## TASK GOAL
Update the items by changing every "every day" to "on weekends" and keeping everything else the same. Leave the pictures out of your answer.

## Image-based layout entries
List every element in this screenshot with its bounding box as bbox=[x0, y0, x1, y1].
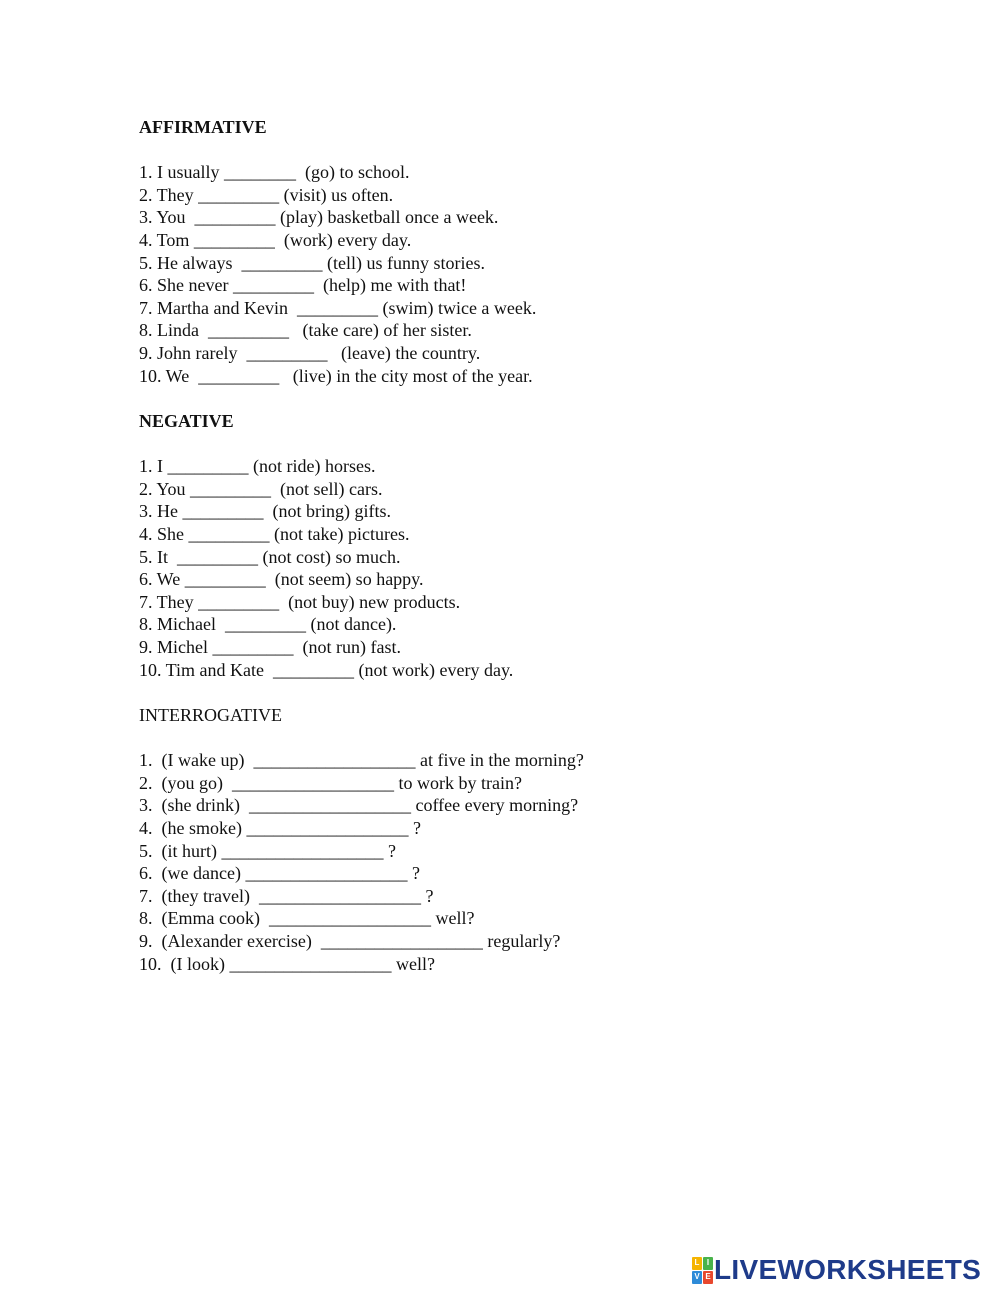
interrogative-item-3: 3. (she drink) __________________ coffee every morning? bbox=[139, 795, 579, 816]
logo-tile-i: I bbox=[703, 1257, 713, 1270]
affirmative-item-6: 6. She never _________ (help) me with that! bbox=[139, 275, 467, 296]
negative-item-8: 8. Michael _________ (not dance). bbox=[139, 614, 397, 635]
logo-tile-l: L bbox=[692, 1257, 702, 1270]
negative-item-5: 5. It _________ (not cost) so much. bbox=[139, 546, 401, 567]
affirmative-item-8: 8. Linda _________ (take care) of her sister. bbox=[139, 320, 472, 341]
interrogative-item-9: 9. (Alexander exercise) __________________ regularly? bbox=[139, 930, 561, 951]
negative-item-1: 1. I _________ (not ride) horses. bbox=[139, 456, 376, 477]
interrogative-section bbox=[139, 704, 839, 975]
affirmative-item-9: 9. John rarely _________ (leave) the country. bbox=[139, 342, 481, 363]
interrogative-list bbox=[139, 749, 839, 975]
negative-item-10: 10. Tim and Kate _________ (not work) every day. bbox=[139, 659, 514, 680]
interrogative-item-8: 8. (Emma cook) __________________ well? bbox=[139, 908, 475, 929]
logo-tile-e: E bbox=[703, 1271, 713, 1284]
affirmative-item-3: 3. You _________ (play) basketball once a week. bbox=[139, 207, 499, 228]
affirmative-item-5: 5. He always _________ (tell) us funny stories. bbox=[139, 252, 485, 273]
interrogative-item-1: 1. (I wake up) __________________ at five in the morning? bbox=[139, 750, 584, 771]
liveworksheets-logo[interactable] bbox=[692, 1254, 981, 1286]
negative-item-4: 4. She _________ (not take) pictures. bbox=[139, 523, 410, 544]
interrogative-item-4: 4. (he smoke) __________________ ? bbox=[139, 817, 421, 838]
interrogative-heading: INTERROGATIVE bbox=[139, 705, 282, 725]
affirmative-item-1: 1. I usually ________ (go) to school. bbox=[139, 162, 410, 183]
interrogative-item-2: 2. (you go) __________________ to work by train? bbox=[139, 772, 522, 793]
logo-tile-v: V bbox=[692, 1271, 702, 1284]
negative-item-6: 6. We _________ (not seem) so happy. bbox=[139, 569, 424, 590]
affirmative-section bbox=[139, 116, 839, 387]
interrogative-item-5: 5. (it hurt) __________________ ? bbox=[139, 840, 396, 861]
negative-item-7: 7. They _________ (not buy) new products. bbox=[139, 591, 461, 612]
affirmative-list bbox=[139, 161, 839, 387]
affirmative-item-2: 2. They _________ (visit) us often. bbox=[139, 184, 394, 205]
negative-item-9: 9. Michel _________ (not run) fast. bbox=[139, 636, 401, 657]
negative-item-2: 2. You _________ (not sell) cars. bbox=[139, 478, 383, 499]
negative-item-3: 3. He _________ (not bring) gifts. bbox=[139, 501, 391, 522]
negative-section bbox=[139, 410, 839, 681]
interrogative-item-10: 10. (I look) __________________ well? bbox=[139, 953, 435, 974]
affirmative-item-4: 4. Tom _________ (work) every day. bbox=[139, 229, 412, 250]
affirmative-heading: AFFIRMATIVE bbox=[139, 117, 267, 137]
affirmative-item-7: 7. Martha and Kevin _________ (swim) twice a week. bbox=[139, 297, 537, 318]
liveworksheets-logo-icon bbox=[692, 1257, 712, 1283]
affirmative-item-10: 10. We _________ (live) in the city most of the year. bbox=[139, 365, 533, 386]
liveworksheets-wordmark: LIVEWORKSHEETS bbox=[714, 1254, 982, 1285]
negative-list bbox=[139, 455, 839, 681]
interrogative-item-7: 7. (they travel) __________________ ? bbox=[139, 885, 434, 906]
negative-heading: NEGATIVE bbox=[139, 411, 234, 431]
interrogative-item-6: 6. (we dance) __________________ ? bbox=[139, 863, 420, 884]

## ANSWER TO THE PROBLEM
List every element in this screenshot with its bounding box as bbox=[x0, y0, x1, y1].
interrogative-item-3: 3. (she drink) __________________ coffee every morning? bbox=[139, 795, 579, 816]
logo-tile-i: I bbox=[703, 1257, 713, 1270]
affirmative-item-6: 6. She never _________ (help) me with that! bbox=[139, 275, 467, 296]
negative-item-8: 8. Michael _________ (not dance). bbox=[139, 614, 397, 635]
logo-tile-l: L bbox=[692, 1257, 702, 1270]
negative-item-5: 5. It _________ (not cost) so much. bbox=[139, 546, 401, 567]
affirmative-item-8: 8. Linda _________ (take care) of her sister. bbox=[139, 320, 472, 341]
interrogative-item-9: 9. (Alexander exercise) __________________ regularly? bbox=[139, 930, 561, 951]
negative-item-1: 1. I _________ (not ride) horses. bbox=[139, 456, 376, 477]
interrogative-section bbox=[139, 704, 839, 975]
affirmative-item-9: 9. John rarely _________ (leave) the country. bbox=[139, 342, 481, 363]
interrogative-list bbox=[139, 749, 839, 975]
negative-item-10: 10. Tim and Kate _________ (not work) on weekends. bbox=[139, 659, 514, 680]
interrogative-item-8: 8. (Emma cook) __________________ well? bbox=[139, 908, 475, 929]
logo-tile-e: E bbox=[703, 1271, 713, 1284]
affirmative-item-3: 3. You _________ (play) basketball once a week. bbox=[139, 207, 499, 228]
affirmative-item-5: 5. He always _________ (tell) us funny stories. bbox=[139, 252, 485, 273]
interrogative-item-1: 1. (I wake up) __________________ at five in the morning? bbox=[139, 750, 584, 771]
liveworksheets-logo[interactable] bbox=[692, 1254, 981, 1286]
negative-item-4: 4. She _________ (not take) pictures. bbox=[139, 523, 410, 544]
interrogative-item-4: 4. (he smoke) __________________ ? bbox=[139, 817, 421, 838]
interrogative-heading: INTERROGATIVE bbox=[139, 705, 282, 725]
affirmative-item-1: 1. I usually ________ (go) to school. bbox=[139, 162, 410, 183]
interrogative-item-2: 2. (you go) __________________ to work by train? bbox=[139, 772, 522, 793]
logo-tile-v: V bbox=[692, 1271, 702, 1284]
negative-item-6: 6. We _________ (not seem) so happy. bbox=[139, 569, 424, 590]
affirmative-section bbox=[139, 116, 839, 387]
interrogative-item-5: 5. (it hurt) __________________ ? bbox=[139, 840, 396, 861]
negative-item-7: 7. They _________ (not buy) new products. bbox=[139, 591, 461, 612]
affirmative-list bbox=[139, 161, 839, 387]
affirmative-item-2: 2. They _________ (visit) us often. bbox=[139, 184, 394, 205]
negative-item-9: 9. Michel _________ (not run) fast. bbox=[139, 636, 401, 657]
negative-item-2: 2. You _________ (not sell) cars. bbox=[139, 478, 383, 499]
negative-item-3: 3. He _________ (not bring) gifts. bbox=[139, 501, 391, 522]
negative-section bbox=[139, 410, 839, 681]
interrogative-item-10: 10. (I look) __________________ well? bbox=[139, 953, 435, 974]
affirmative-item-4: 4. Tom _________ (work) on weekends. bbox=[139, 229, 412, 250]
affirmative-heading: AFFIRMATIVE bbox=[139, 117, 267, 137]
affirmative-item-7: 7. Martha and Kevin _________ (swim) twice a week. bbox=[139, 297, 537, 318]
liveworksheets-logo-icon bbox=[692, 1257, 712, 1283]
affirmative-item-10: 10. We _________ (live) in the city most of the year. bbox=[139, 365, 533, 386]
liveworksheets-wordmark: LIVEWORKSHEETS bbox=[714, 1254, 982, 1285]
negative-list bbox=[139, 455, 839, 681]
interrogative-item-7: 7. (they travel) __________________ ? bbox=[139, 885, 434, 906]
negative-heading: NEGATIVE bbox=[139, 411, 234, 431]
interrogative-item-6: 6. (we dance) __________________ ? bbox=[139, 863, 420, 884]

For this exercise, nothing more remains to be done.